_Краткое задание 1_
Перескажите короче абзац отрывка, начинающийся словами «Итак, все мои мечты об ученье», в виде списка и сохраните его основные факты.

-------- Фрагмент документа

Итак, все мои мечты об ученье в школе рухнули. И долго потом я сокрушался об этом. С тяжелым чувством я вернулся опять в Москву к отцу. Отец рассердился на меня и стал бранить. Он был недоволен моей неудачей и тем, что я не дело задумал — учиться. Он определил меня опять на железную дорогу, только уже не в токари, а на товарную станцию в наклейщики — писать и налеплять на товар наклейки (небольшие ярлычки из бумаги). Тут жалованье положили мне 18 рублей в месяц на своих харчах. Я в это время стал думать: уж если мне не удалось поступить никуда в школу, то надо, по примеру Сурикова, хоть самоучкой как-нибудь заняться самообразованием. Я накупил кое-каких старых учебников и решил учиться всему: грамматике, теории словесности, истории русской и всеобщей, Закону Божию, арифметике и проч. Это было в сентябре 1876 года. Живя вместе с отцом в одной квартире, я изредка, по вечерам, похищая часы у отдыха от службы, украдкой от отца, начал учиться и в то же время иногда писал стихи. Так я написал тогда «Душа мрачна, как бездны дно…», «Путь к науке», «Не гимном волшебным» и другие. Я страшно мучился… И мне было действительно трудно и плохо: грамматику с историей я еще кое-как понимал, но в теории словесности, без помощи учители, я и третьей части не мог понять. Все эти архаизмы, варваризмы, неологизмы, плеоназмы, тавтологии, параллелизмы, синонимы и всякие другие «измы», и потом виды русского стихосложения, стопы: ямб, хорей, дактиль, амфибрахий, анапест, цезура, строфа и прочие — я никак не мог осилить. Но из истории литературы я понял, что все известные писатели не просто писали, как я, — не заботясь о том, что выйдет из-под их пера, — но что они преследовали известные цели, стремились к идеалу, проводили разные мысли, идеи, создавали типы и т. д. И я тогда же порешил, что и мне надо проводить какие-нибудь добрые и полезные мысли и что писать можно не только одну сущую правду с натуры, что было лишь в действительности, а что можно писать и выдуманные рассказы, и сказки, лишь бы была художественная правда, и в сказках можно проводить какие угодно хорошие мысли; а так как сказки гораздо охотнее читаются простым народом, то я решил писать и сказки.

----------------
-------- Предоставленные записи

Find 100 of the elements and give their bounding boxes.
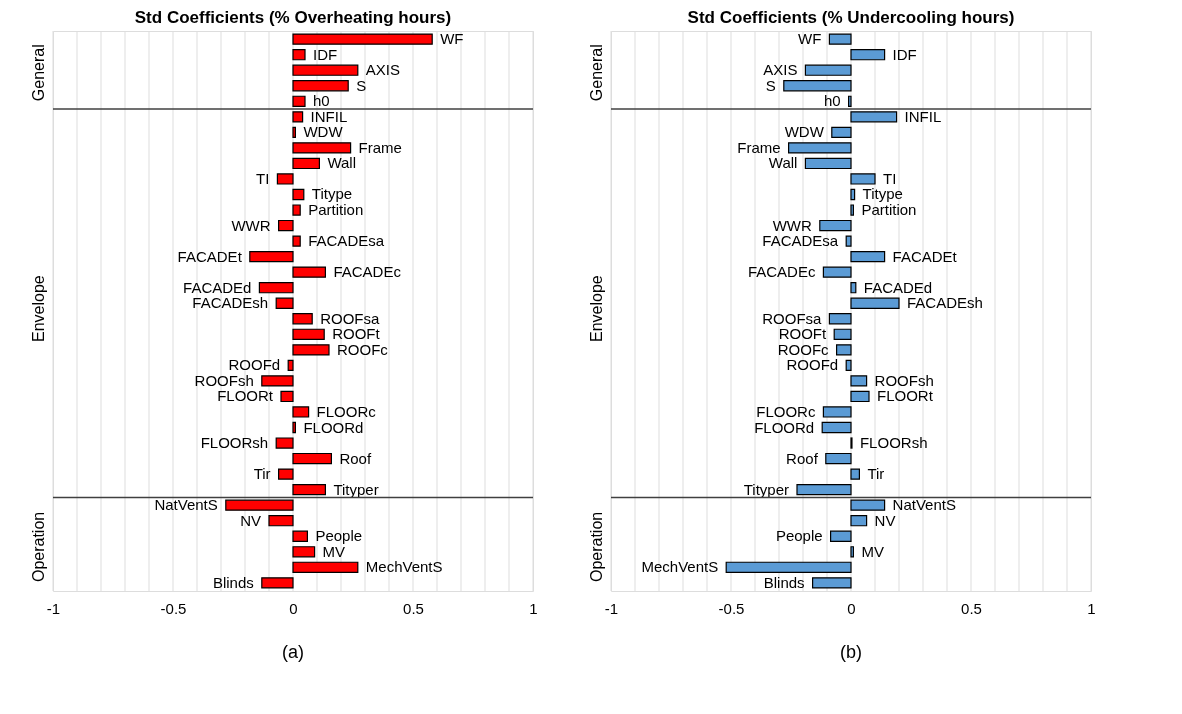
bar (850, 111, 898, 123)
bar (850, 173, 876, 185)
bar (796, 483, 852, 496)
text: Envelope (30, 275, 47, 343)
bar (292, 235, 301, 247)
y-tick-label: Tir (253, 465, 271, 483)
y-tick-label: Frame (737, 138, 781, 156)
bar (825, 452, 852, 465)
y-tick-label: FACADEd (863, 278, 933, 296)
y-tick-label: Roof (339, 449, 372, 467)
y-tick-label: FLOORsh (200, 434, 269, 452)
bar (276, 173, 294, 185)
bar (292, 313, 313, 325)
x-tick-label: -0.5 (718, 599, 745, 617)
bar (292, 546, 316, 558)
bar (850, 546, 854, 558)
y-tick-label: NV (874, 511, 896, 529)
y-tick-label: FLOORsh (859, 434, 928, 452)
y-tick-label: WF (798, 30, 822, 48)
y-tick-label: FACADEsh (907, 294, 983, 312)
y-tick-label: IDF (313, 45, 338, 63)
y-tick-label: ROOFsa (762, 309, 823, 327)
x-tick-label: -1 (604, 599, 619, 617)
bar (258, 282, 294, 294)
bar (850, 390, 870, 403)
y-tick-label: FACADEsa (308, 232, 385, 250)
y-tick-label: h0 (823, 92, 841, 110)
y-tick-label: WF (440, 30, 464, 48)
bar (850, 499, 886, 511)
y-tick-label: Wall (768, 154, 798, 172)
x-tick-label: 0 (289, 599, 298, 617)
y-tick-label: FLOORc (316, 402, 377, 420)
y-tick-label: FACADEc (333, 263, 402, 281)
y-tick-label: S (765, 76, 776, 94)
y-tick-label: FACADEt (892, 247, 958, 265)
bar (292, 406, 310, 418)
y-tick-label: Titype (862, 185, 903, 203)
bar (822, 406, 852, 418)
bar (292, 157, 320, 170)
y-tick-label: FLOORt (877, 387, 934, 405)
y-tick-label: ROOFt (332, 325, 381, 343)
bar (278, 468, 294, 480)
chart-title: Std Coefficients (% Undercooling hours) (687, 7, 1015, 27)
y-tick-label: INFIL (904, 107, 942, 125)
y-tick-label: Blinds (763, 573, 805, 591)
bar (833, 328, 852, 340)
y-tick-label: FACADEsh (192, 294, 269, 312)
text: Operation (588, 511, 605, 583)
y-tick-label: IDF (892, 45, 917, 63)
y-tick-label: AXIS (365, 61, 400, 79)
text: Envelope (588, 275, 605, 343)
bar (848, 95, 852, 107)
y-tick-label: AXIS (763, 61, 798, 79)
y-tick-label: FACADEc (747, 263, 816, 281)
bar (850, 468, 860, 480)
y-tick-label: TI (883, 169, 897, 187)
bar (292, 142, 352, 154)
bar (292, 266, 326, 278)
y-tick-label: ROOFd (228, 356, 281, 374)
bar (821, 421, 852, 434)
bar (292, 344, 330, 356)
y-tick-label: NatVentS (154, 496, 218, 514)
y-tick-label: Frame (358, 138, 402, 156)
y-tick-label: FACADEsa (762, 232, 839, 250)
x-tick-label: 0.5 (961, 599, 982, 617)
y-tick-label: WDW (303, 123, 344, 141)
y-tick-label: ROOFsh (874, 371, 934, 389)
y-tick-label: ROOFt (778, 325, 828, 343)
y-tick-label: Titype (311, 185, 353, 203)
bar (845, 235, 852, 247)
bar (292, 49, 306, 61)
y-tick-label: FLOORt (217, 387, 274, 405)
x-tick-label: -1 (46, 599, 61, 617)
bar (249, 250, 294, 263)
bar (850, 188, 856, 201)
bar (261, 577, 294, 589)
y-tick-label: WWR (231, 216, 271, 234)
text: (b) (840, 642, 862, 662)
bar (280, 390, 294, 403)
bar (850, 282, 857, 294)
bar (725, 561, 852, 573)
bar (850, 297, 900, 309)
bar (292, 126, 296, 139)
y-tick-label: Blinds (212, 573, 254, 591)
y-tick-label: NV (240, 511, 261, 529)
bar (292, 95, 306, 107)
bar (292, 33, 433, 45)
bar (275, 437, 294, 449)
bar (850, 515, 868, 527)
y-tick-label: Tityper (743, 480, 789, 498)
bar (292, 204, 301, 216)
x-tick-label: 1 (529, 599, 538, 617)
y-tick-label: MechVentS (365, 558, 443, 576)
y-tick-label: Partition (308, 201, 364, 219)
bar (812, 577, 852, 589)
y-tick-label: FACADEt (177, 247, 243, 265)
bar (819, 219, 852, 232)
text: General (588, 44, 605, 102)
bar (850, 204, 854, 216)
y-tick-label: ROOFd (786, 356, 839, 374)
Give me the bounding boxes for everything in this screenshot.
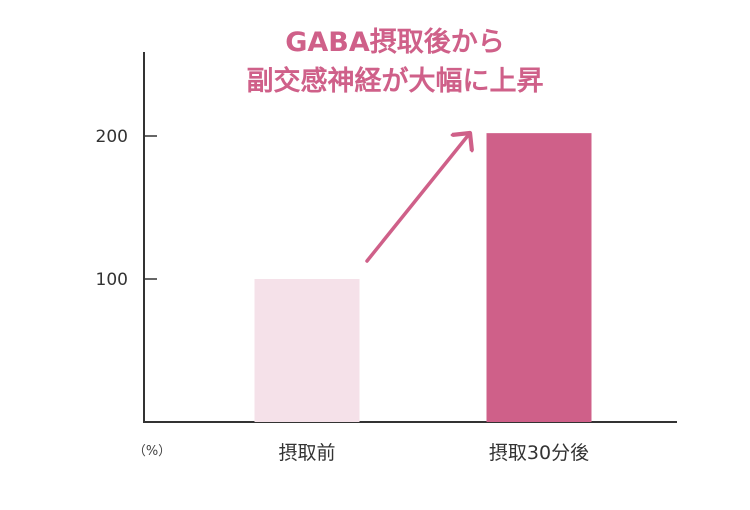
y-tick-label: 100	[96, 270, 128, 290]
bar-before	[254, 279, 360, 422]
x-category-label: 摂取前	[278, 442, 335, 464]
bar-after	[486, 133, 592, 422]
category-labels: 摂取前 摂取30分後	[278, 442, 589, 464]
chart-title-line-1: GABA摂取後から	[285, 27, 505, 58]
bars	[254, 133, 592, 422]
y-tick-label: 200	[96, 127, 128, 147]
increase-arrow	[365, 133, 470, 263]
y-ticks: 100 200	[96, 127, 157, 290]
x-category-label: 摂取30分後	[489, 442, 589, 464]
chart-title-line-2: 副交感神経が大幅に上昇	[247, 65, 544, 97]
y-unit-label: （%）	[133, 444, 171, 459]
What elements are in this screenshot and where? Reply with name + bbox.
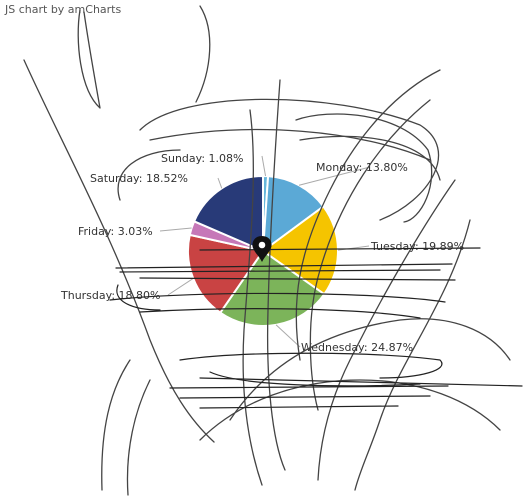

----------------

_Краткое задание 2_
Замените «x-category-label» на «x-label» в записях выше, в строках от той, что содержит «270, 128, 290]», до конца записей включительно, и больше ничего не меняйте. Приведите только эти строки, без картинок.

_Полный ответ 1_
- Мечты об учебе в школе рухнули, и рассказчик с тяжелым чувством вернулся в Москву к отцу.
- Отец рассердился и бранил его за неудачу и за само желание учиться.
- Отец снова устроил его на железную дорогу, но уже не токарем, а наклейщиком на товарной станции. Жалованье было 18 рублей в месяц на своих харчах.
- По примеру Сурикова рассказчик решил заняться самообразованием. Он купил старые учебники и взялся за грамматику, теорию словесности, русскую и всеобщую историю, Закон Божий, арифметику и другие предметы.
- Это было в сентябре 1876 года. Учился он изредка, по вечерам, тайком от отца, жертвуя отдыхом.
- Тогда же он писал стихи: «Душа мрачна, как бездны дно…», «Путь к науке», «Не гимном волшебным» и другие.
- Грамматику и историю он кое-как понимал. Теорию словесности без учителя не понял и на треть: ему не давались «измы», виды стихосложения, стопы, цезура, строфа.
- Из истории литературы он понял, что известные писатели преследовали цели, стремились к идеалу, проводили мысли и идеи, создавали типы.
- Он решил тоже проводить добрые и полезные мысли и писать не только правду с натуры, но и выдуманные рассказы и сказки, лишь бы в них была художественная правда.
- Сказки простой народ читает охотнее, поэтому он решил писать и сказки.

_Полный ответ 2_
y-tick-label: 100	[96, 270, 128, 290]
bar-before	[254, 279, 360, 422]
x-label: 摂取前	[278, 442, 335, 464]
bar-after	[486, 133, 592, 422]
category-labels: 摂取前 摂取30分後	[278, 442, 589, 464]
chart-title-line-1: GABA摂取後から	[285, 27, 505, 58]
bars	[254, 133, 592, 422]
y-tick-label: 200	[96, 127, 128, 147]
increase-arrow	[365, 133, 470, 263]
y-ticks: 100 200	[96, 127, 157, 290]
x-label: 摂取30分後	[489, 442, 589, 464]
chart-title-line-2: 副交感神経が大幅に上昇	[247, 65, 544, 97]
y-unit-label: （%）	[133, 444, 171, 459]
What elements are in this screenshot and where? Reply with name + bbox.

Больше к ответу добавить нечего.